Chart and figure data
....
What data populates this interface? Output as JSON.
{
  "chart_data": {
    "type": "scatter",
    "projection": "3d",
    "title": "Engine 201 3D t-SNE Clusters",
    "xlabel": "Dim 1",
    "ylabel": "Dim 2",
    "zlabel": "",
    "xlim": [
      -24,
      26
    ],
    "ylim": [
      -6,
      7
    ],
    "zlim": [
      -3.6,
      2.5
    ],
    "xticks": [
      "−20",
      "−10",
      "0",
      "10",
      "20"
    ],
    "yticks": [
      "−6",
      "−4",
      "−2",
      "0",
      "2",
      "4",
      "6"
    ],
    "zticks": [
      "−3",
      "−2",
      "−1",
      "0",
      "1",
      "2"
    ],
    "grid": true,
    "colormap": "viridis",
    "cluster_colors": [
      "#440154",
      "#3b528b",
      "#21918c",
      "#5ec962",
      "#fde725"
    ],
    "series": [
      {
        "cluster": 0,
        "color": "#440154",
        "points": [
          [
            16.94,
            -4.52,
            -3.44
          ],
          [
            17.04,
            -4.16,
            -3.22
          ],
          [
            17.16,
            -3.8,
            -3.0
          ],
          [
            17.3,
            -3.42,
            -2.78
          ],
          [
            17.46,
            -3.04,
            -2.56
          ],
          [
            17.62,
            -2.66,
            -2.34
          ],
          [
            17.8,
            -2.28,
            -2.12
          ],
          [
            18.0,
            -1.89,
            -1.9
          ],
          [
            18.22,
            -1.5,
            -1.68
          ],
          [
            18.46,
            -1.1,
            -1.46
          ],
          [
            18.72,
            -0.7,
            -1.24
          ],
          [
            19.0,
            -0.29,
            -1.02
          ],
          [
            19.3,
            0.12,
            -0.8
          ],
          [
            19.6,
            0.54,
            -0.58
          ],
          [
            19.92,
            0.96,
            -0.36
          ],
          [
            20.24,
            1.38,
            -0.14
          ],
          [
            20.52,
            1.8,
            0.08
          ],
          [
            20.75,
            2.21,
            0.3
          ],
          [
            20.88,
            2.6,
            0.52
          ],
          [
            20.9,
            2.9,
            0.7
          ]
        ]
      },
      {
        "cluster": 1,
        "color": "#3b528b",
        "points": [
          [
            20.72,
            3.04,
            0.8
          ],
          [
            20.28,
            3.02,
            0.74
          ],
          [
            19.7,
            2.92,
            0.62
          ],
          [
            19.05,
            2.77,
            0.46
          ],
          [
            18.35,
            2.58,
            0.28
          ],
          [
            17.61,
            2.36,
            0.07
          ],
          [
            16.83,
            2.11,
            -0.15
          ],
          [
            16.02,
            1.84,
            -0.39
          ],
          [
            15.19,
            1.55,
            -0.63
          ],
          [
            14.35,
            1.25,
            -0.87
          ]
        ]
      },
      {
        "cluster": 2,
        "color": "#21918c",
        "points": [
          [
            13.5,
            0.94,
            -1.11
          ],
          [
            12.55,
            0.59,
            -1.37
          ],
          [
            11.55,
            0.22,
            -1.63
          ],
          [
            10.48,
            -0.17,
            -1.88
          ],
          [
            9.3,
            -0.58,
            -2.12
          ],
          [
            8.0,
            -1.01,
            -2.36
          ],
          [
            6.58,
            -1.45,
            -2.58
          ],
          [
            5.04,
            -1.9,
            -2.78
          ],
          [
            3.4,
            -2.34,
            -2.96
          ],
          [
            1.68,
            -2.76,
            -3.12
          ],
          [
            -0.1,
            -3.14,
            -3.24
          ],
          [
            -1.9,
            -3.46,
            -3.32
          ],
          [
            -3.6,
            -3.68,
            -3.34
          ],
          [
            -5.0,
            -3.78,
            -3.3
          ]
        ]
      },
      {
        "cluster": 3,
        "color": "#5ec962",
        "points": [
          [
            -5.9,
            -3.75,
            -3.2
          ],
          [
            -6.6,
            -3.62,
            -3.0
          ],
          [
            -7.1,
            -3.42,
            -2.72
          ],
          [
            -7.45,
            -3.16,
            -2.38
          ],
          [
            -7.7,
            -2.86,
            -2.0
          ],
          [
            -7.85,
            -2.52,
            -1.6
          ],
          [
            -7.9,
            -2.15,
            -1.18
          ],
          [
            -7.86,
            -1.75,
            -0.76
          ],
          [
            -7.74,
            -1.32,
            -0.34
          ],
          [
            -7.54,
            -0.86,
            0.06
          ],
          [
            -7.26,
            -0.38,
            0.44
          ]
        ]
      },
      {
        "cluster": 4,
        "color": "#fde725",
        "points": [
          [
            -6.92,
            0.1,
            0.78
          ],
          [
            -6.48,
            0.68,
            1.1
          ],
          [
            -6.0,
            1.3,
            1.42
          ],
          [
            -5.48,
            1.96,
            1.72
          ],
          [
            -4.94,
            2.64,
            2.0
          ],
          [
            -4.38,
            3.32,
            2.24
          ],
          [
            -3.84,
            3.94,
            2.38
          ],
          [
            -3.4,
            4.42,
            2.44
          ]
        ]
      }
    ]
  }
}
....
Directive - Extract all of the data shown above without alteration.

Answer for this exercise -
What data populates this interface? Output as JSON.
{
  "chart_data": {
    "type": "scatter",
    "projection": "3d",
    "title": "Engine 201 3D t-SNE Clusters",
    "xlabel": "Dim 1",
    "ylabel": "Dim 2",
    "zlabel": "",
    "xlim": [
      -24,
      26
    ],
    "ylim": [
      -6,
      7
    ],
    "zlim": [
      -3.6,
      2.5
    ],
    "xticks": [
      "−20",
      "−10",
      "0",
      "10",
      "20"
    ],
    "yticks": [
      "−6",
      "−4",
      "−2",
      "0",
      "2",
      "4",
      "6"
    ],
    "zticks": [
      "−3",
      "−2",
      "−1",
      "0",
      "1",
      "2"
    ],
    "grid": true,
    "colormap": "viridis",
    "cluster_colors": [
      "#440154",
      "#3b528b",
      "#21918c",
      "#5ec962",
      "#fde725"
    ],
    "series": [
      {
        "cluster": 0,
        "color": "#440154",
        "points": [
          [
            16.94,
            -4.52,
            -3.44
          ],
          [
            17.04,
            -4.16,
            -3.22
          ],
          [
            17.16,
            -3.8,
            -3.0
          ],
          [
            17.3,
            -3.42,
            -2.78
          ],
          [
            17.46,
            -3.04,
            -2.56
          ],
          [
            17.62,
            -2.66,
            -2.34
          ],
          [
            17.8,
            -2.28,
            -2.12
          ],
          [
            18.0,
            -1.89,
            -1.9
          ],
          [
            18.22,
            -1.5,
            -1.68
          ],
          [
            18.46,
            -1.1,
            -1.46
          ],
          [
            18.72,
            -0.7,
            -1.24
          ],
          [
            19.0,
            -0.29,
            -1.02
          ],
          [
            19.3,
            0.12,
            -0.8
          ],
          [
            19.6,
            0.54,
            -0.58
          ],
          [
            19.92,
            0.96,
            -0.36
          ],
          [
            20.24,
            1.38,
            -0.14
          ],
          [
            20.52,
            1.8,
            0.08
          ],
          [
            20.75,
            2.21,
            0.3
          ],
          [
            20.88,
            2.6,
            0.52
          ],
          [
            20.9,
            2.9,
            0.7
          ]
        ]
      },
      {
        "cluster": 1,
        "color": "#3b528b",
        "points": [
          [
            20.72,
            3.04,
            0.8
          ],
          [
            20.28,
            3.02,
            0.74
          ],
          [
            19.7,
            2.92,
            0.62
          ],
          [
            19.05,
            2.77,
            0.46
          ],
          [
            18.35,
            2.58,
            0.28
          ],
          [
            17.61,
            2.36,
            0.07
          ],
          [
            16.83,
            2.11,
            -0.15
          ],
          [
            16.02,
            1.84,
            -0.39
          ],
          [
            15.19,
            1.55,
            -0.63
          ],
          [
            14.35,
            1.25,
            -0.87
          ]
        ]
      },
      {
        "cluster": 2,
        "color": "#21918c",
        "points": [
          [
            13.5,
            0.94,
            -1.11
          ],
          [
            12.55,
            0.59,
            -1.37
          ],
          [
            11.55,
            0.22,
            -1.63
          ],
          [
            10.48,
            -0.17,
            -1.88
          ],
          [
            9.3,
            -0.58,
            -2.12
          ],
          [
            8.0,
            -1.01,
            -2.36
          ],
          [
            6.58,
            -1.45,
            -2.58
          ],
          [
            5.04,
            -1.9,
            -2.78
          ],
          [
            3.4,
            -2.34,
            -2.96
          ],
          [
            1.68,
            -2.76,
            -3.12
          ],
          [
            -0.1,
            -3.14,
            -3.24
          ],
          [
            -1.9,
            -3.46,
            -3.32
          ],
          [
            -3.6,
            -3.68,
            -3.34
          ],
          [
            -5.0,
            -3.78,
            -3.3
          ]
        ]
      },
      {
        "cluster": 3,
        "color": "#5ec962",
        "points": [
          [
            -5.9,
            -3.75,
            -3.2
          ],
          [
            -6.6,
            -3.62,
            -3.0
          ],
          [
            -7.1,
            -3.42,
            -2.72
          ],
          [
            -7.45,
            -3.16,
            -2.38
          ],
          [
            -7.7,
            -2.86,
            -2.0
          ],
          [
            -7.85,
            -2.52,
            -1.6
          ],
          [
            -7.9,
            -2.15,
            -1.18
          ],
          [
            -7.86,
            -1.75,
            -0.76
          ],
          [
            -7.74,
            -1.32,
            -0.34
          ],
          [
            -7.54,
            -0.86,
            0.06
          ],
          [
            -7.26,
            -0.38,
            0.44
          ]
        ]
      },
      {
        "cluster": 4,
        "color": "#fde725",
        "points": [
          [
            -6.92,
            0.1,
            0.78
          ],
          [
            -6.48,
            0.68,
            1.1
          ],
          [
            -6.0,
            1.3,
            1.42
          ],
          [
            -5.48,
            1.96,
            1.72
          ],
          [
            -4.94,
            2.64,
            2.0
          ],
          [
            -4.38,
            3.32,
            2.24
          ],
          [
            -3.84,
            3.94,
            2.38
          ],
          [
            -3.4,
            4.42,
            2.44
          ]
        ]
      }
    ]
  }
}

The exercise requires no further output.